Reproduce, character for character, everything in the material from the line containing "684, 660, 700]" down to the line containing "193, 445, 208]", both of those lines included, and output nothing else.
▼▼▼
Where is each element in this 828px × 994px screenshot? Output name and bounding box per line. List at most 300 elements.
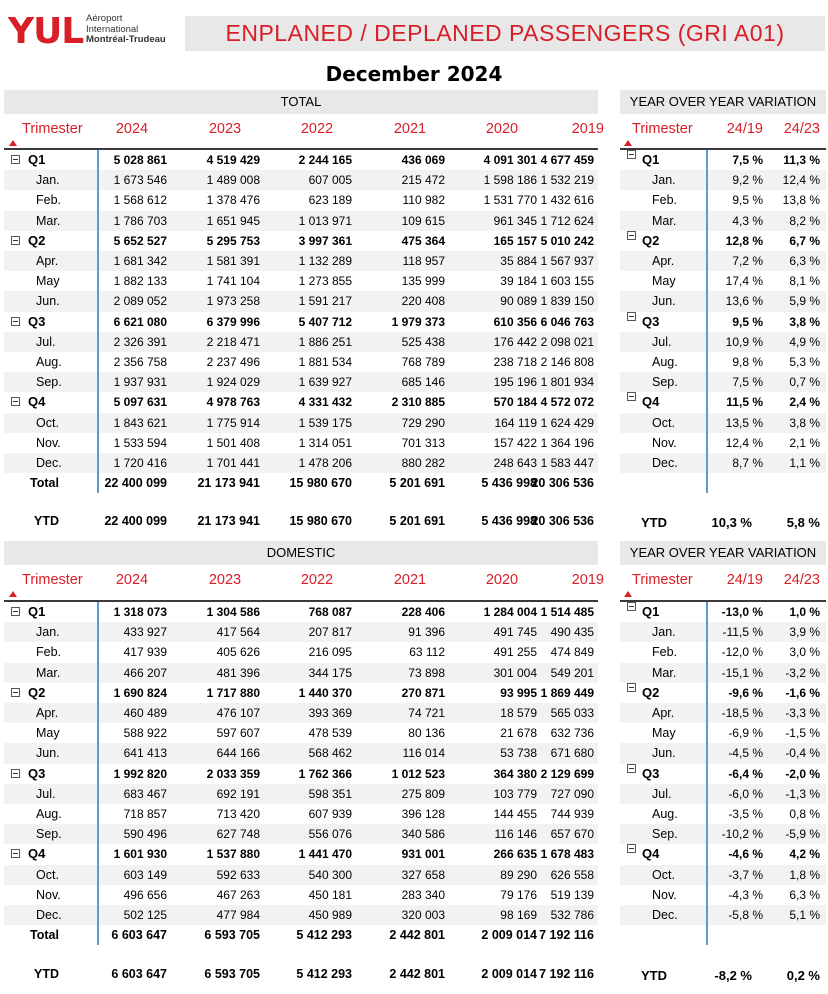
row-label: Q2	[642, 684, 660, 700]
column-divider	[706, 602, 708, 945]
col-header-year[interactable]: 2024	[115, 572, 149, 588]
cell-value: 1 639 927	[298, 375, 352, 390]
table-row	[4, 332, 598, 352]
cell-value: 502 125	[123, 908, 167, 922]
cell-value: 1 741 104	[206, 274, 260, 289]
cell-value: 110 982	[402, 193, 445, 208]
yoy-value: 6,7 %	[789, 233, 820, 248]
cell-value: 266 635	[493, 847, 537, 862]
collapse-icon[interactable]	[627, 602, 636, 611]
cell-value: 603 149	[123, 867, 167, 882]
cell-value: 2 244 165	[298, 153, 352, 167]
sort-indicator-icon	[624, 591, 632, 597]
yoy-value: 6,3 %	[789, 887, 820, 902]
yoy-col-header[interactable]: 24/19	[726, 121, 763, 137]
cell-value: 1 591 217	[298, 294, 352, 309]
cell-value: 768 789	[401, 355, 445, 369]
total-value: 5 412 293	[296, 928, 352, 943]
quarter-row	[4, 312, 598, 332]
yoy-value: 8,7 %	[732, 456, 763, 470]
yoy-col-header[interactable]: 24/23	[783, 121, 820, 137]
cell-value: 1 979 373	[391, 314, 445, 329]
cell-value: 5 028 861	[113, 153, 167, 167]
total-value: 20 306 536	[531, 476, 594, 491]
logo-subtitle	[86, 14, 166, 46]
row-label: May	[36, 726, 60, 741]
yoy-value: -3,2 %	[785, 665, 820, 680]
report-title: ENPLANED / DEPLANED PASSENGERS (GRI A01)	[225, 20, 785, 46]
yoy-value: -6,4 %	[728, 766, 763, 781]
yoy-value: -15,1 %	[721, 665, 763, 680]
collapse-icon[interactable]	[11, 317, 20, 326]
cell-value: 135 999	[401, 274, 445, 289]
cell-value: 1 568 612	[113, 193, 167, 208]
row-label: Jun.	[652, 294, 676, 309]
yoy-value: 2,4 %	[789, 395, 820, 410]
cell-value: 91 396	[408, 625, 445, 640]
yoy-value: 12,8 %	[725, 233, 763, 248]
row-label: Jun.	[652, 746, 676, 761]
logo-line-3: Montréal-Trudeau	[86, 34, 166, 45]
table-row	[4, 453, 598, 473]
cell-value: 1 673 546	[113, 173, 167, 188]
cell-value: 2 310 885	[391, 395, 445, 410]
cell-value: 549 201	[550, 665, 594, 680]
cell-value: 718 857	[123, 807, 167, 821]
cell-value: 417 564	[216, 625, 260, 640]
cell-value: 1 440 370	[298, 685, 352, 700]
yoy-value: -6,0 %	[728, 786, 763, 801]
table-row	[4, 352, 598, 372]
ytd-label: YTD	[34, 514, 59, 528]
cell-value: 1 882 133	[113, 274, 167, 289]
col-header-year[interactable]: 2020	[485, 121, 519, 137]
cell-value: 73 898	[408, 665, 445, 680]
collapse-icon[interactable]	[627, 392, 636, 401]
cell-value: 1 273 855	[298, 274, 352, 289]
cell-value: 5 652 527	[113, 233, 167, 248]
collapse-icon[interactable]	[11, 155, 20, 164]
yoy-value: 5,9 %	[789, 294, 820, 309]
row-label: May	[652, 274, 676, 289]
collapse-icon[interactable]	[627, 683, 636, 692]
yoy-value: 9,2 %	[732, 173, 763, 188]
cell-value: 1 886 251	[298, 334, 352, 349]
col-header-year[interactable]: 2022	[300, 572, 334, 588]
cell-value: 671 680	[550, 746, 594, 761]
ytd-yoy-row	[620, 515, 826, 533]
row-label: Q4	[642, 394, 660, 410]
cell-value: 623 189	[308, 193, 352, 208]
cell-value: 607 005	[308, 173, 352, 188]
collapse-icon[interactable]	[11, 607, 20, 616]
cell-value: 607 939	[308, 807, 352, 821]
cell-value: 4 677 459	[540, 153, 594, 167]
yoy-value: 3,0 %	[789, 645, 820, 660]
cell-value: 144 455	[493, 807, 537, 821]
yoy-quarter-row	[620, 683, 826, 703]
ytd-value: 21 173 941	[197, 514, 260, 528]
cell-value: 4 519 429	[206, 153, 260, 167]
yoy-value: 13,6 %	[725, 294, 763, 309]
yoy-col-header[interactable]: 24/23	[783, 572, 820, 588]
collapse-icon[interactable]	[11, 769, 20, 778]
cell-value: 1 314 051	[298, 435, 352, 450]
ytd-yoy-value: 0,2 %	[786, 968, 820, 983]
ytd-value: 5 412 293	[296, 967, 352, 981]
cell-value: 320 003	[401, 908, 445, 922]
row-label: Dec.	[36, 908, 62, 922]
row-label: Oct.	[36, 415, 59, 430]
cell-value: 1 651 945	[206, 213, 260, 228]
row-label: Q4	[28, 394, 46, 410]
yoy-value: 1,8 %	[789, 867, 820, 882]
cell-value: 491 745	[493, 625, 537, 640]
total-value: 6 593 705	[204, 928, 260, 943]
cell-value: 1 762 366	[298, 766, 352, 781]
cell-value: 1 531 770	[483, 193, 537, 208]
row-label: Apr.	[652, 254, 675, 268]
row-label: Jul.	[652, 334, 672, 349]
cell-value: 1 567 937	[540, 254, 594, 268]
cell-value: 2 098 021	[540, 334, 594, 349]
yoy-row	[620, 352, 826, 372]
cell-value: 496 656	[123, 887, 167, 902]
table-row	[4, 622, 598, 642]
cell-value: 701 313	[401, 435, 445, 450]
cell-value: 1 378 476	[206, 193, 260, 208]
yoy-value: -4,3 %	[728, 887, 763, 902]
quarter-row	[4, 764, 598, 784]
row-label: Aug.	[36, 355, 62, 369]
cell-value: 327 658	[401, 867, 445, 882]
collapse-icon[interactable]	[627, 764, 636, 773]
cell-value: 450 181	[308, 887, 352, 902]
yoy-value: 4,2 %	[789, 847, 820, 862]
cell-value: 5 010 242	[540, 233, 594, 248]
yoy-value: -3,3 %	[785, 706, 820, 720]
yoy-quarter-row	[620, 844, 826, 864]
yoy-value: 4,3 %	[732, 213, 763, 228]
logo: YUL	[8, 11, 84, 52]
row-label: Sep.	[36, 827, 62, 842]
cell-value: 880 282	[401, 456, 445, 470]
yoy-value: 7,5 %	[732, 375, 763, 390]
cell-value: 109 615	[401, 213, 445, 228]
cell-value: 597 607	[216, 726, 260, 741]
row-label: Nov.	[652, 435, 677, 450]
cell-value: 570 184	[493, 395, 537, 410]
cell-value: 713 420	[216, 807, 260, 821]
row-label: Q3	[642, 313, 660, 329]
row-label: Oct.	[36, 867, 59, 882]
cell-value: 4 572 072	[540, 395, 594, 410]
quarter-row	[4, 844, 598, 864]
yoy-quarter-row	[620, 150, 826, 170]
cell-value: 89 290	[500, 867, 537, 882]
cell-value: 228 406	[401, 605, 445, 619]
col-header-trimester[interactable]: Trimester	[22, 572, 83, 588]
col-header-year[interactable]: 2024	[115, 121, 149, 137]
yoy-value: -4,5 %	[728, 746, 763, 761]
yoy-band: YEAR OVER YEAR VARIATION	[620, 90, 826, 114]
cell-value: 692 191	[216, 786, 260, 801]
yoy-row	[620, 784, 826, 804]
cell-value: 1 537 880	[206, 847, 260, 862]
table-row	[4, 251, 598, 271]
yoy-header-trimester[interactable]: Trimester	[632, 572, 693, 588]
cell-value: 590 496	[123, 827, 167, 842]
cell-value: 519 139	[550, 887, 594, 902]
cell-value: 5 097 631	[113, 395, 167, 410]
row-label: Apr.	[652, 706, 675, 720]
cell-value: 1 801 934	[540, 375, 594, 390]
yoy-col-header[interactable]: 24/19	[726, 572, 763, 588]
table-row	[4, 211, 598, 231]
table-row	[4, 663, 598, 683]
table-row	[4, 824, 598, 844]
logo-line-2: International	[86, 23, 139, 35]
cell-value: 53 738	[500, 746, 537, 761]
yoy-row	[620, 905, 826, 925]
yoy-value: 13,8 %	[782, 193, 820, 208]
col-header-year[interactable]: 2022	[300, 121, 334, 137]
ytd-value: 7 192 116	[539, 967, 594, 981]
cell-value: 118 957	[402, 254, 445, 268]
row-label: Sep.	[652, 375, 678, 390]
row-label: Nov.	[36, 435, 61, 450]
col-header-year[interactable]: 2021	[393, 572, 427, 588]
row-label: Q2	[642, 232, 660, 248]
ytd-yoy-value: 10,3 %	[711, 515, 752, 530]
cell-value: 1 532 219	[540, 173, 594, 188]
cell-value: 2 326 391	[113, 334, 167, 349]
cell-value: 627 748	[216, 827, 260, 842]
row-label: Oct.	[652, 867, 675, 882]
yoy-value: 5,3 %	[789, 355, 820, 369]
cell-value: 3 997 361	[298, 233, 352, 248]
cell-value: 556 076	[308, 827, 352, 842]
ytd-row	[4, 967, 598, 985]
cell-value: 1 514 485	[540, 605, 594, 619]
total-row	[4, 925, 598, 945]
yoy-value: 0,7 %	[789, 375, 820, 390]
row-label: Jun.	[36, 294, 60, 309]
yoy-row	[620, 372, 826, 392]
yoy-row	[620, 804, 826, 824]
column-divider	[97, 150, 99, 493]
row-label: Aug.	[652, 807, 678, 821]
yoy-header-trimester[interactable]: Trimester	[632, 121, 693, 137]
cell-value: 1 681 342	[113, 254, 167, 268]
ytd-value: 5 201 691	[389, 514, 445, 528]
cell-value: 588 922	[123, 726, 167, 741]
cell-value: 1 690 824	[113, 685, 167, 700]
ytd-value: 6 593 705	[204, 967, 260, 981]
cell-value: 2 129 699	[540, 766, 594, 781]
cell-value: 433 927	[123, 625, 167, 640]
cell-value: 1 304 586	[206, 605, 260, 619]
row-label: Nov.	[36, 887, 61, 902]
cell-value: 1 786 703	[113, 213, 167, 228]
cell-value: 1 843 621	[113, 415, 167, 430]
row-label: Oct.	[652, 415, 675, 430]
ytd-value: 2 442 801	[389, 967, 445, 981]
logo-line-1: Aéroport	[86, 13, 123, 24]
table-row	[4, 885, 598, 905]
cell-value: 1 712 624	[540, 213, 594, 228]
ytd-yoy-row	[620, 968, 826, 986]
cell-value: 1 533 594	[113, 435, 167, 450]
cell-value: 1 720 416	[113, 456, 167, 470]
cell-value: 238 718	[493, 355, 537, 369]
row-label: Jan.	[36, 625, 60, 640]
yoy-value: -13,0 %	[721, 605, 763, 619]
yoy-value: -1,6 %	[785, 685, 820, 700]
yoy-value: 6,3 %	[789, 254, 820, 268]
quarter-row	[4, 683, 598, 703]
cell-value: 1 624 429	[540, 415, 594, 430]
table-row	[4, 642, 598, 662]
quarter-row	[4, 231, 598, 251]
cell-value: 1 601 930	[113, 847, 167, 862]
yoy-row	[620, 291, 826, 311]
yoy-value: 9,5 %	[732, 314, 763, 329]
column-divider	[97, 602, 99, 945]
cell-value: 165 157	[493, 233, 537, 248]
cell-value: 2 089 052	[113, 294, 167, 309]
cell-value: 1 318 073	[113, 605, 167, 619]
cell-value: 532 786	[550, 908, 594, 922]
collapse-icon[interactable]	[627, 150, 636, 159]
collapse-icon[interactable]	[627, 844, 636, 853]
row-label: Feb.	[36, 193, 62, 208]
row-label: Q2	[28, 232, 46, 248]
cell-value: 98 169	[500, 908, 537, 922]
cell-value: 340 586	[401, 827, 445, 842]
cell-value: 1 775 914	[206, 415, 260, 430]
cell-value: 79 176	[500, 887, 537, 902]
cell-value: 1 581 391	[206, 254, 260, 268]
yoy-quarter-row	[620, 231, 826, 251]
yoy-row	[620, 271, 826, 291]
col-header-year[interactable]: 2023	[208, 121, 242, 137]
yoy-value: 9,5 %	[732, 193, 763, 208]
ytd-value: 15 980 670	[289, 514, 352, 528]
ytd-value: 6 603 647	[111, 967, 167, 981]
cell-value: 491 255	[493, 645, 537, 660]
yoy-value: 3,9 %	[789, 625, 820, 640]
cell-value: 644 166	[216, 746, 260, 761]
row-label: Dec.	[652, 456, 678, 470]
cell-value: 103 779	[493, 786, 537, 801]
yoy-row	[620, 332, 826, 352]
col-header-year[interactable]: 2019	[571, 572, 604, 588]
yoy-value: 10,9 %	[725, 334, 763, 349]
cell-value: 565 033	[550, 706, 594, 720]
ytd-label: YTD	[641, 515, 667, 530]
yoy-value: -2,0 %	[785, 766, 820, 781]
ytd-label: YTD	[34, 967, 59, 981]
col-header-year[interactable]: 2021	[393, 121, 427, 137]
yoy-value: -3,7 %	[728, 867, 763, 882]
total-value: 7 192 116	[539, 928, 594, 943]
yoy-row	[620, 453, 826, 473]
table-row	[4, 433, 598, 453]
ytd-yoy-value: 5,8 %	[786, 515, 820, 530]
yoy-row	[620, 433, 826, 453]
col-header-year[interactable]: 2019	[571, 121, 604, 137]
col-header-trimester[interactable]: Trimester	[22, 121, 83, 137]
yoy-value: 11,3 %	[783, 153, 820, 167]
yoy-quarter-row	[620, 764, 826, 784]
cell-value: 961 345	[493, 213, 537, 228]
cell-value: 396 128	[401, 807, 445, 821]
table-row	[4, 804, 598, 824]
cell-value: 2 146 808	[540, 355, 594, 369]
yoy-value: 12,4 %	[782, 173, 820, 188]
cell-value: 18 579	[500, 706, 537, 720]
cell-value: 1 364 196	[540, 435, 594, 450]
cell-value: 436 069	[401, 153, 445, 167]
ytd-value: 2 009 014	[481, 967, 537, 981]
sort-indicator-icon	[9, 591, 17, 597]
total-value: 2 442 801	[389, 928, 445, 943]
cell-value: 1 012 523	[391, 766, 445, 781]
collapse-icon[interactable]	[11, 397, 20, 406]
row-label: Jul.	[652, 786, 672, 801]
ytd-label: YTD	[641, 968, 667, 983]
cell-value: 632 736	[550, 726, 594, 741]
table-row	[4, 271, 598, 291]
collapse-icon[interactable]	[11, 688, 20, 697]
yoy-value: -6,9 %	[728, 726, 763, 741]
cell-value: 1 603 155	[540, 274, 594, 289]
row-label: Dec.	[36, 456, 62, 470]
cell-value: 466 207	[123, 665, 167, 680]
collapse-icon[interactable]	[627, 312, 636, 321]
yoy-value: 3,8 %	[789, 415, 820, 430]
yoy-row	[620, 642, 826, 662]
report-period: December 2024	[325, 62, 503, 86]
cell-value: 657 670	[550, 827, 594, 842]
row-label: May	[36, 274, 60, 289]
yoy-value: -3,5 %	[728, 807, 763, 821]
sort-indicator-icon	[9, 140, 17, 146]
row-label: Q3	[28, 765, 46, 781]
collapse-icon[interactable]	[627, 231, 636, 240]
collapse-icon[interactable]	[11, 236, 20, 245]
total-value: 2 009 014	[481, 928, 537, 943]
yoy-row	[620, 170, 826, 190]
row-label: Nov.	[652, 887, 677, 902]
cell-value: 90 089	[500, 294, 537, 309]
cell-value: 393 369	[308, 706, 352, 720]
collapse-icon[interactable]	[11, 849, 20, 858]
yoy-row	[620, 824, 826, 844]
row-label: May	[652, 726, 676, 741]
row-label: Q1	[28, 152, 46, 167]
col-header-year[interactable]: 2023	[208, 572, 242, 588]
yoy-value: 3,8 %	[789, 314, 820, 329]
yoy-value: 8,1 %	[789, 274, 820, 289]
cell-value: 207 817	[308, 625, 352, 640]
col-header-year[interactable]: 2020	[485, 572, 519, 588]
yoy-row	[620, 723, 826, 743]
yoy-row	[620, 622, 826, 642]
yoy-quarter-row	[620, 602, 826, 622]
cell-value: 476 107	[216, 706, 260, 720]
▲▲▲
* [IN RESPONSE]:
row-label: Q2	[642, 684, 660, 700]
column-divider	[706, 602, 708, 945]
col-header-year[interactable]: 2024	[115, 572, 149, 588]
cell-value: 1 639 927	[298, 375, 352, 390]
table-row	[4, 332, 598, 352]
cell-value: 502 125	[123, 908, 167, 922]
cell-value: 1 741 104	[206, 274, 260, 289]
cell-value: 110 982	[402, 193, 445, 208]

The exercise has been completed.